● THE PROBLEM: Where does the string "range" appear? Copy every line of the entries below that holds it.

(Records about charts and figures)
========================

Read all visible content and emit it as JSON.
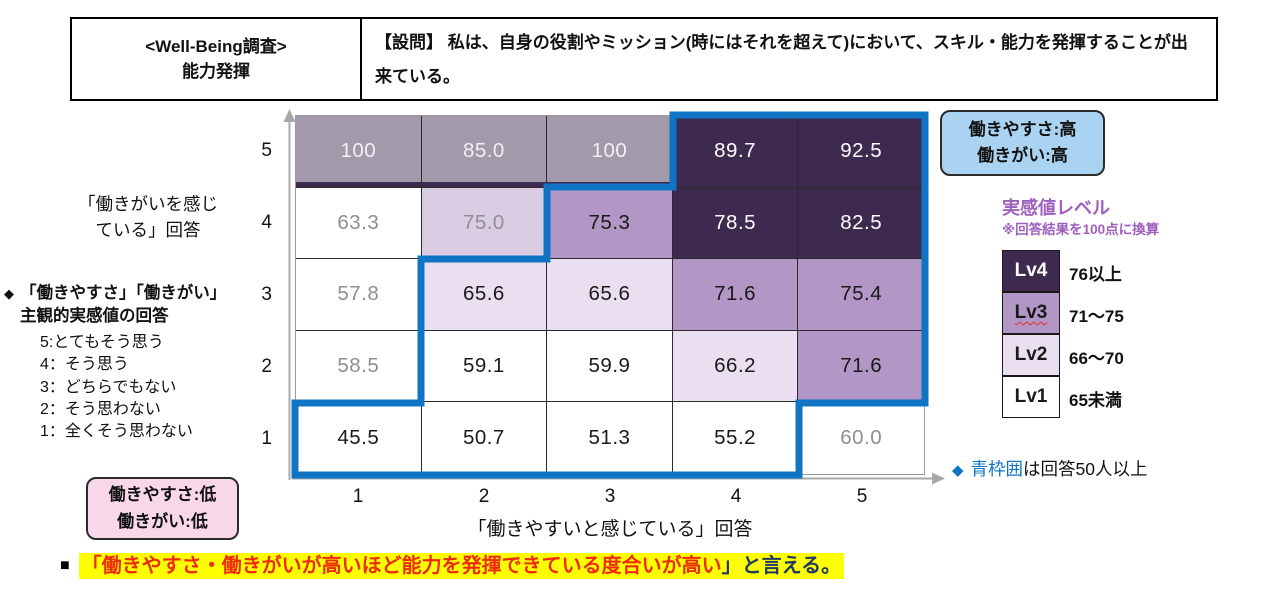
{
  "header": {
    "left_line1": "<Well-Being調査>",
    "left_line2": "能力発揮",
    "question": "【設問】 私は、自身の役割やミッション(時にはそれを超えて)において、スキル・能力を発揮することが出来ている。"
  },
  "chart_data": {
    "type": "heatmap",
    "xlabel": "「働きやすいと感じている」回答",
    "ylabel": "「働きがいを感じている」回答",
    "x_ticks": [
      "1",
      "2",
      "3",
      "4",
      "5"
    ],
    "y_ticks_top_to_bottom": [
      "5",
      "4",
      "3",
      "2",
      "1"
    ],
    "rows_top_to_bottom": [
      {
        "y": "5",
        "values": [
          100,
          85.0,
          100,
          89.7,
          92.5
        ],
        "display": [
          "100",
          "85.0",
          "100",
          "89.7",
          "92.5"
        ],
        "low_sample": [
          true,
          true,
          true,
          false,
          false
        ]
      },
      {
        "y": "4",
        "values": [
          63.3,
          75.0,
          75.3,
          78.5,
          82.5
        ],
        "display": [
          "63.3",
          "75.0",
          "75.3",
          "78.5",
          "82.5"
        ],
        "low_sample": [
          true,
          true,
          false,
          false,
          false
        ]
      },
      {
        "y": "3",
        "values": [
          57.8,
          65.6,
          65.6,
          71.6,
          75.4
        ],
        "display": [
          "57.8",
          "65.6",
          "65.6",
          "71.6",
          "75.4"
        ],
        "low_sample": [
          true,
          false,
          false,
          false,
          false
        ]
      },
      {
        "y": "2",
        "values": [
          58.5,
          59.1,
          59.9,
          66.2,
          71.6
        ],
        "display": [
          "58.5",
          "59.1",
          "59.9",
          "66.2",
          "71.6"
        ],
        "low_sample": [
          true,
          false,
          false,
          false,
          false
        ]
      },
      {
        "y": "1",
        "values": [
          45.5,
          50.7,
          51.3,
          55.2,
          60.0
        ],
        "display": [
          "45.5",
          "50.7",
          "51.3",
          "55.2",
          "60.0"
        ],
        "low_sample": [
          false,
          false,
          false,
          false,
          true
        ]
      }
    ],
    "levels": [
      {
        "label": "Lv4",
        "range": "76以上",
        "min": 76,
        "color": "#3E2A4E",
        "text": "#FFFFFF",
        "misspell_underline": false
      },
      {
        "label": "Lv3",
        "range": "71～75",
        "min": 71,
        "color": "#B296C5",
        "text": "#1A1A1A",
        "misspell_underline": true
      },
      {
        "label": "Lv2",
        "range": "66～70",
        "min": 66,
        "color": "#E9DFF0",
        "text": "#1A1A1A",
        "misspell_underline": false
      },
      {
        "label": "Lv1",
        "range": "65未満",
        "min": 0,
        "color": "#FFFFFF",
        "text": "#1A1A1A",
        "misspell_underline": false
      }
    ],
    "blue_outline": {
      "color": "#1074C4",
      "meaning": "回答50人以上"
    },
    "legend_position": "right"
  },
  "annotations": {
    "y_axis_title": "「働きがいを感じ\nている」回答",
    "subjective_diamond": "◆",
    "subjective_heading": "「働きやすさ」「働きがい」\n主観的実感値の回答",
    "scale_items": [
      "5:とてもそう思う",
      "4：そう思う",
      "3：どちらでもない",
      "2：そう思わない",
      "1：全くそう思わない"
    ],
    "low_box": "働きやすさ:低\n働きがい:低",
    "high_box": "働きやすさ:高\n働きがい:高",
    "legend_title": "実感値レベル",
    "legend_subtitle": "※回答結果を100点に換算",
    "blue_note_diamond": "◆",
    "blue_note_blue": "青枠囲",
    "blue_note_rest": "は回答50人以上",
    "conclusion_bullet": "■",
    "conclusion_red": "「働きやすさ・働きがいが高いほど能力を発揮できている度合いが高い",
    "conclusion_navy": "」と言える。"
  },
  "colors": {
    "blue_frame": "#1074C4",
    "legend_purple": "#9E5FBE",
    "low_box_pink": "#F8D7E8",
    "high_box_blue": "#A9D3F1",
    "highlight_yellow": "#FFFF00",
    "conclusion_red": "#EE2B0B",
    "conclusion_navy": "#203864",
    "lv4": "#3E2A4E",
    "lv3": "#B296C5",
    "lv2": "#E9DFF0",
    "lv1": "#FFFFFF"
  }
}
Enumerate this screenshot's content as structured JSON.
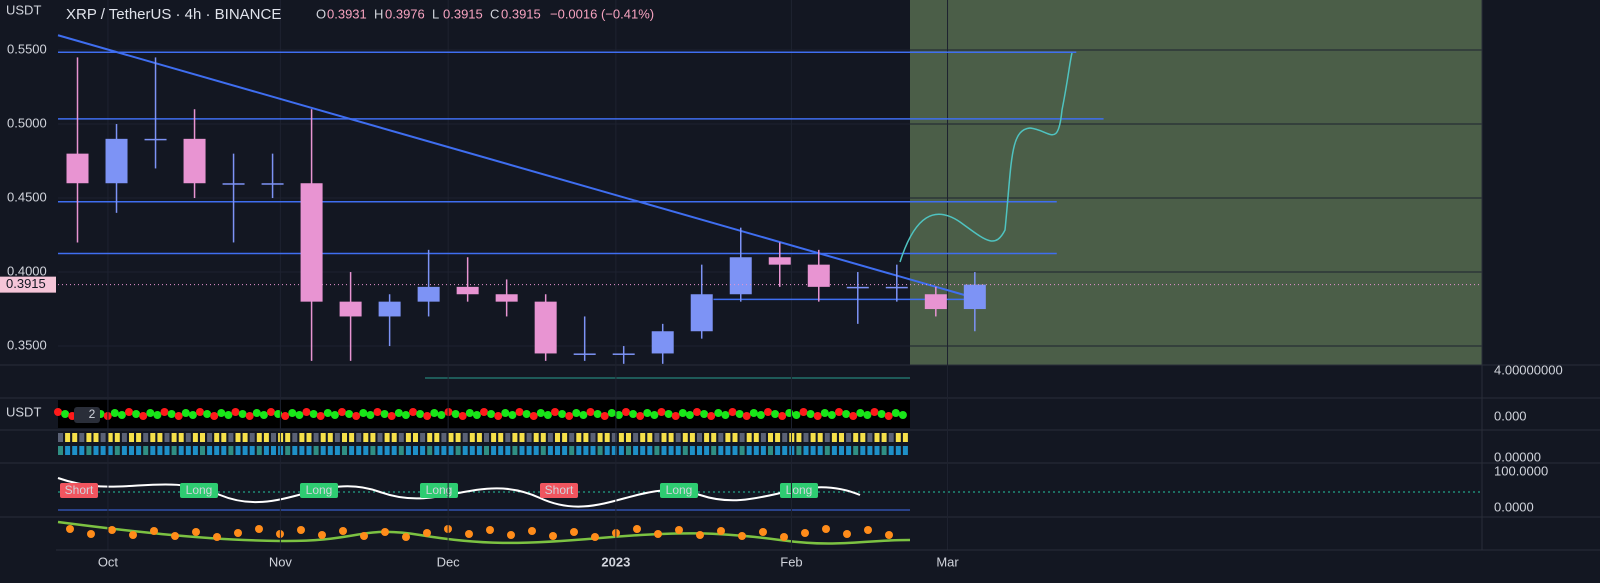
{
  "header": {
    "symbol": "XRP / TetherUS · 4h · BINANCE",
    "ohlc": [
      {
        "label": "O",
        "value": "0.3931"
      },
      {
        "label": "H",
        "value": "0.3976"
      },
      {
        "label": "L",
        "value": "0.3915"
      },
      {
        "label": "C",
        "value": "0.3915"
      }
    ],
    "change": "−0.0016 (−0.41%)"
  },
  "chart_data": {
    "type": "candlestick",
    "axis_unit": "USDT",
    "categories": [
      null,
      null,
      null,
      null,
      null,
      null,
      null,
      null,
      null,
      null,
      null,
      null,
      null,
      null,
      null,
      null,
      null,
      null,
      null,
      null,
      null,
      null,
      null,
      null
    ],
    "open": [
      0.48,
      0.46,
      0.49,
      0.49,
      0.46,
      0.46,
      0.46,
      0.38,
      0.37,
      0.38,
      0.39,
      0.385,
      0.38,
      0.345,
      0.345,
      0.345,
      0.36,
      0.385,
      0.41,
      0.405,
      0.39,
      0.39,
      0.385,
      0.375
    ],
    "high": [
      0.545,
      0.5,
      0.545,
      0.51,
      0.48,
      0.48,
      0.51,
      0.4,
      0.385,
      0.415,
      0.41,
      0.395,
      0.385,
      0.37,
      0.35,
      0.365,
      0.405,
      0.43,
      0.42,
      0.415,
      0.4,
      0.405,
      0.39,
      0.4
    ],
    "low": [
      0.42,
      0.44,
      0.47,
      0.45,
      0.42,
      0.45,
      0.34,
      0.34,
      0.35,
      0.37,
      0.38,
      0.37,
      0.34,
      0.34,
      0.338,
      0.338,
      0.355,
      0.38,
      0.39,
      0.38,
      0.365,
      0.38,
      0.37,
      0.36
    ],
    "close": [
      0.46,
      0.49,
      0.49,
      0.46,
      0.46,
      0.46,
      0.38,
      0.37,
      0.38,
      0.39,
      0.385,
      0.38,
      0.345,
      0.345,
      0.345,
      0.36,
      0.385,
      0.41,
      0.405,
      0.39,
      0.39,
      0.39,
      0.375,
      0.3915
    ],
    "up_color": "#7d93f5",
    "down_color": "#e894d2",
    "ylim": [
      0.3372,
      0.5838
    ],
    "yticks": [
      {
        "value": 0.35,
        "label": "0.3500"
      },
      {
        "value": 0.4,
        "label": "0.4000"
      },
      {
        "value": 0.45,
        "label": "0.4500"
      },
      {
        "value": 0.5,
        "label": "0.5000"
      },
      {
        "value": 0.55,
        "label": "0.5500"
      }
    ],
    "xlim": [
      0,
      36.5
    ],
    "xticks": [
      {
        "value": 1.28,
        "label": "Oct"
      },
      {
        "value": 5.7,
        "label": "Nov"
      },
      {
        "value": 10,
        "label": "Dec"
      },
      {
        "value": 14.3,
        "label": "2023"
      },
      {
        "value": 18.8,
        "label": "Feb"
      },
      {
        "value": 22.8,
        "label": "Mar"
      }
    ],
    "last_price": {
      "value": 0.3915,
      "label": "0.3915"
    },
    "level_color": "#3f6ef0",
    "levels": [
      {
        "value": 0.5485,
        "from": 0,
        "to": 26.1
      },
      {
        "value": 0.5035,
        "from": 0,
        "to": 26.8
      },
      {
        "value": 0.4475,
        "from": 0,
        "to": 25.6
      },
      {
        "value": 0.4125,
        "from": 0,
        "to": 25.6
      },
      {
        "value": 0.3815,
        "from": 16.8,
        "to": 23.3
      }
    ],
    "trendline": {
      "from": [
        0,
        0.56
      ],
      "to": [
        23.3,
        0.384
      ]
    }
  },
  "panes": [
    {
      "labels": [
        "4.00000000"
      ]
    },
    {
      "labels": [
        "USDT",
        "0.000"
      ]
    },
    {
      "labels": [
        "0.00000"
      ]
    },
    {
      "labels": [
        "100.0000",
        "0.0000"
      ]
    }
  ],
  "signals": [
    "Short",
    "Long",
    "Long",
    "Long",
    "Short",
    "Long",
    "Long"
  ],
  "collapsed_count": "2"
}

========================

● RESPONSE BELOW:
        "range": "76以上",
        "range": "71～75",
        "range": "66～70",
        "range": "65未満",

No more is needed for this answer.